**Written exercise**. Produce an exact copy of all the data below, dropping every image.

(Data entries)
######
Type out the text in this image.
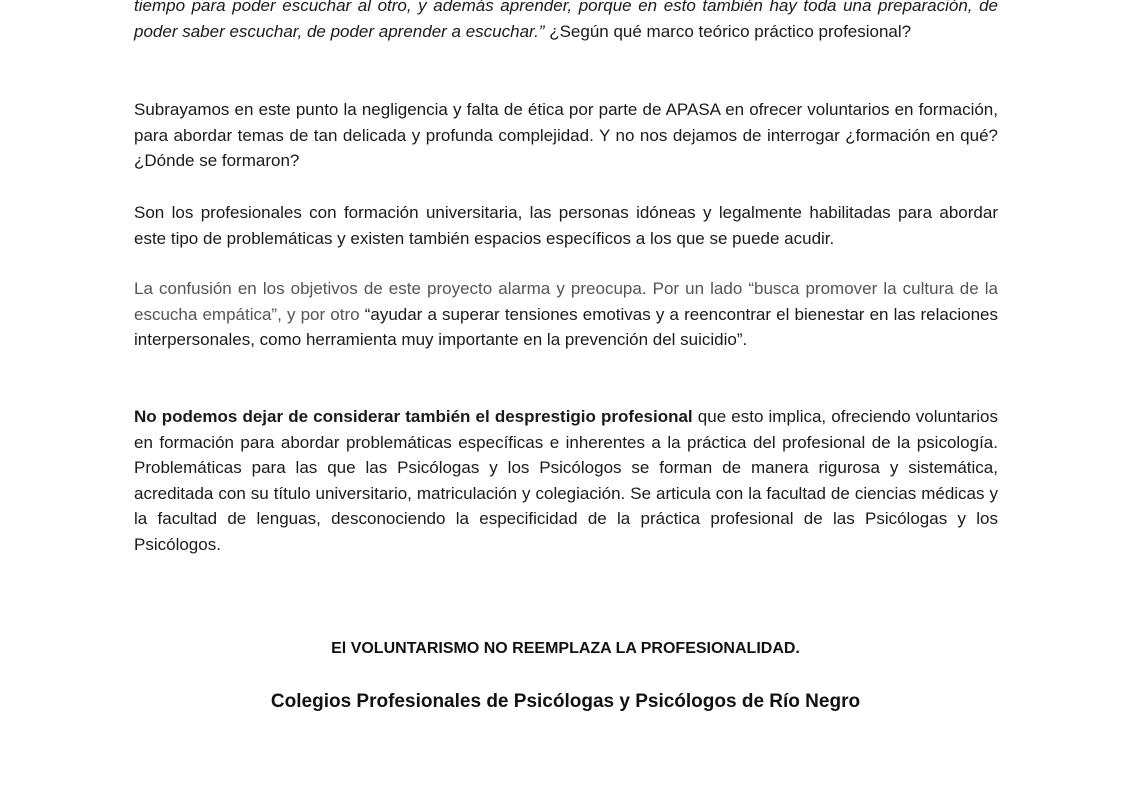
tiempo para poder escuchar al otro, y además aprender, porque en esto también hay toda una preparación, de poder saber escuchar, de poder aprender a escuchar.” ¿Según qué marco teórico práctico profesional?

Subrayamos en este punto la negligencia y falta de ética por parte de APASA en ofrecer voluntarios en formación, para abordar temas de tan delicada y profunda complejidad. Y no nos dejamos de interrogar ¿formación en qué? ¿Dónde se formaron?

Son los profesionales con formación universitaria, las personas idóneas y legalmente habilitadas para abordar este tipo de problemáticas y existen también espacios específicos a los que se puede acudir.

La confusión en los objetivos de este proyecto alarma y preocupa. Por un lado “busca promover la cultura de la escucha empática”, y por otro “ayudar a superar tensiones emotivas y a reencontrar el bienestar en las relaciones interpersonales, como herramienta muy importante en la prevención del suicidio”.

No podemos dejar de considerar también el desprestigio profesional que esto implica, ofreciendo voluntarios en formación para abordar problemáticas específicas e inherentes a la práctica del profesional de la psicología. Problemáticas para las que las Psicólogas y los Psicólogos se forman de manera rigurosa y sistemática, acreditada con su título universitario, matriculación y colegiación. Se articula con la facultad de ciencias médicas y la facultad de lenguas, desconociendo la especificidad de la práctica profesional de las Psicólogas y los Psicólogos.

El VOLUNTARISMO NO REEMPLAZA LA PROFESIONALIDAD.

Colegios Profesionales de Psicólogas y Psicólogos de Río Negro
######
**The result**.
Type out the text in this image.
tiempo para poder escuchar al otro, y además aprender, porque en esto también hay toda una preparación, de poder saber escuchar, de poder aprender a escuchar.” ¿Según qué marco teórico práctico profesional?

Subrayamos en este punto la negligencia y falta de ética por parte de APASA en ofrecer voluntarios en formación, para abordar temas de tan delicada y profunda complejidad. Y no nos dejamos de interrogar ¿formación en qué? ¿Dónde se formaron?

Son los profesionales con formación universitaria, las personas idóneas y legalmente habilitadas para abordar este tipo de problemáticas y existen también espacios específicos a los que se puede acudir.

La confusión en los objetivos de este proyecto alarma y preocupa. Por un lado “busca promover la cultura de la escucha empática”, y por otro “ayudar a superar tensiones emotivas y a reencontrar el bienestar en las relaciones interpersonales, como herramienta muy importante en la prevención del suicidio”.

No podemos dejar de considerar también el desprestigio profesional que esto implica, ofreciendo voluntarios en formación para abordar problemáticas específicas e inherentes a la práctica del profesional de la psicología. Problemáticas para las que las Psicólogas y los Psicólogos se forman de manera rigurosa y sistemática, acreditada con su título universitario, matriculación y colegiación. Se articula con la facultad de ciencias médicas y la facultad de lenguas, desconociendo la especificidad de la práctica profesional de las Psicólogas y los Psicólogos.

El VOLUNTARISMO NO REEMPLAZA LA PROFESIONALIDAD.

Colegios Profesionales de Psicólogas y Psicólogos de Río Negro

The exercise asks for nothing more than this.